(Stored records)
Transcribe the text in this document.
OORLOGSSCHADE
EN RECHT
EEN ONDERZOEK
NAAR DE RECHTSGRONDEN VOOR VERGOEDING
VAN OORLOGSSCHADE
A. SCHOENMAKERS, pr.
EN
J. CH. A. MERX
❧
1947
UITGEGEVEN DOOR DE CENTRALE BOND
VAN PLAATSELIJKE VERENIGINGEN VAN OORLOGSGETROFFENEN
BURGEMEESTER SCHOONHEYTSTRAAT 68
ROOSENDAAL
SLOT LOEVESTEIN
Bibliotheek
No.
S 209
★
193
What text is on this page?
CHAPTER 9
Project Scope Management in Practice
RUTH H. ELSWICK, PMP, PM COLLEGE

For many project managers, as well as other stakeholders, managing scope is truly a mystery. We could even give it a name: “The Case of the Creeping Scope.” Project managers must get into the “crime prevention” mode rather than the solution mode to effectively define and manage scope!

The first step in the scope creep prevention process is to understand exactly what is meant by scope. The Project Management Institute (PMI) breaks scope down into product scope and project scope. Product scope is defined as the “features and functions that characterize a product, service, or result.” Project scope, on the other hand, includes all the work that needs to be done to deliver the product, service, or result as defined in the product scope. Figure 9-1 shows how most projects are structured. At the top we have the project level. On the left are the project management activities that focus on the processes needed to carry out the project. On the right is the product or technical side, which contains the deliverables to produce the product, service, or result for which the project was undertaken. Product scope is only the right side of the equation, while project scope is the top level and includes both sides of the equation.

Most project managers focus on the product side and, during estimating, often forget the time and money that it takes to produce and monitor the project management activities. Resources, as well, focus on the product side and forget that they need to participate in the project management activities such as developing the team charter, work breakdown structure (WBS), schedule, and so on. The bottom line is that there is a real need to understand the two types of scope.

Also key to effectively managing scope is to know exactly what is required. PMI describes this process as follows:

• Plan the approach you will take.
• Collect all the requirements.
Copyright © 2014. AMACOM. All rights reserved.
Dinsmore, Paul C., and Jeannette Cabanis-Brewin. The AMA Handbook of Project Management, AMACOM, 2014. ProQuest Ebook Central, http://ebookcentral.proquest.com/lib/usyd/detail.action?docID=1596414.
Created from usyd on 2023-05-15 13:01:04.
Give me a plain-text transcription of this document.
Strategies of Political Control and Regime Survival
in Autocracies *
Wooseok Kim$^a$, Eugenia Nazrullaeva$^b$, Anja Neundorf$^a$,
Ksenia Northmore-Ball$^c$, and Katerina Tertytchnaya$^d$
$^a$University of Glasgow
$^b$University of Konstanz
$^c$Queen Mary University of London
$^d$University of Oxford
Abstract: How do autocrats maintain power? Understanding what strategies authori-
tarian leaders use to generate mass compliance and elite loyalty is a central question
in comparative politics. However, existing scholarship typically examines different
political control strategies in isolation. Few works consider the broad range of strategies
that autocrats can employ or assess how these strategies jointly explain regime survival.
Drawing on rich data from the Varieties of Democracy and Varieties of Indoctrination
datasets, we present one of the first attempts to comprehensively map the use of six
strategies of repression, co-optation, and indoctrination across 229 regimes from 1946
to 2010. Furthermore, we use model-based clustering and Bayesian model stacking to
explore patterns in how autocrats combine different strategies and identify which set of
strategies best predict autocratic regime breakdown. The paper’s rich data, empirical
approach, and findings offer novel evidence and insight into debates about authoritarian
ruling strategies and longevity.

_Task objective_
Restate the records, all of them, precisely as written.

_Answer_
Transcribe the text in this document.
OORLOGSSCHADE
EN RECHT
EEN ONDERZOEK
NAAR DE RECHTSGRONDEN VOOR VERGOEDING
VAN OORLOGSSCHADE
A. SCHOENMAKERS, pr.
EN
J. CH. A. MERX
❧
1947
UITGEGEVEN DOOR DE CENTRALE BOND
VAN PLAATSELIJKE VERENIGINGEN VAN OORLOGSGETROFFENEN
BURGEMEESTER SCHOONHEYTSTRAAT 68
ROOSENDAAL
SLOT LOEVESTEIN
Bibliotheek
No.
S 209
★
193
What text is on this page?
CHAPTER 9
Project Scope Management in Practice
RUTH H. ELSWICK, PMP, PM COLLEGE

For many project managers, as well as other stakeholders, managing scope is truly a mystery. We could even give it a name: “The Case of the Creeping Scope.” Project managers must get into the “crime prevention” mode rather than the solution mode to effectively define and manage scope!

The first step in the scope creep prevention process is to understand exactly what is meant by scope. The Project Management Institute (PMI) breaks scope down into product scope and project scope. Product scope is defined as the “features and functions that characterize a product, service, or result.” Project scope, on the other hand, includes all the work that needs to be done to deliver the product, service, or result as defined in the product scope. Figure 9-1 shows how most projects are structured. At the top we have the project level. On the left are the project management activities that focus on the processes needed to carry out the project. On the right is the product or technical side, which contains the deliverables to produce the product, service, or result for which the project was undertaken. Product scope is only the right side of the equation, while project scope is the top level and includes both sides of the equation.

Most project managers focus on the product side and, during estimating, often forget the time and money that it takes to produce and monitor the project management activities. Resources, as well, focus on the product side and forget that they need to participate in the project management activities such as developing the team charter, work breakdown structure (WBS), schedule, and so on. The bottom line is that there is a real need to understand the two types of scope.

Also key to effectively managing scope is to know exactly what is required. PMI describes this process as follows:

• Plan the approach you will take.
• Collect all the requirements.
Copyright © 2014. AMACOM. All rights reserved.
Dinsmore, Paul C., and Jeannette Cabanis-Brewin. The AMA Handbook of Project Management, AMACOM, 2014. ProQuest Ebook Central, http://ebookcentral.proquest.com/lib/usyd/detail.action?docID=1596414.
Created from usyd on 2023-05-15 13:01:04.
Give me a plain-text transcription of this document.
Strategies of Political Control and Regime Survival
in Autocracies *
Wooseok Kim$^a$, Eugenia Nazrullaeva$^b$, Anja Neundorf$^a$,
Ksenia Northmore-Ball$^c$, and Katerina Tertytchnaya$^d$
$^a$University of Glasgow
$^b$University of Konstanz
$^c$Queen Mary University of London
$^d$University of Oxford
Abstract: How do autocrats maintain power? Understanding what strategies authori-
tarian leaders use to generate mass compliance and elite loyalty is a central question
in comparative politics. However, existing scholarship typically examines different
political control strategies in isolation. Few works consider the broad range of strategies
that autocrats can employ or assess how these strategies jointly explain regime survival.
Drawing on rich data from the Varieties of Democracy and Varieties of Indoctrination
datasets, we present one of the first attempts to comprehensively map the use of six
strategies of repression, co-optation, and indoctrination across 229 regimes from 1946
to 2010. Furthermore, we use model-based clustering and Bayesian model stacking to
explore patterns in how autocrats combine different strategies and identify which set of
strategies best predict autocratic regime breakdown. The paper’s rich data, empirical
approach, and findings offer novel evidence and insight into debates about authoritarian
ruling strategies and longevity.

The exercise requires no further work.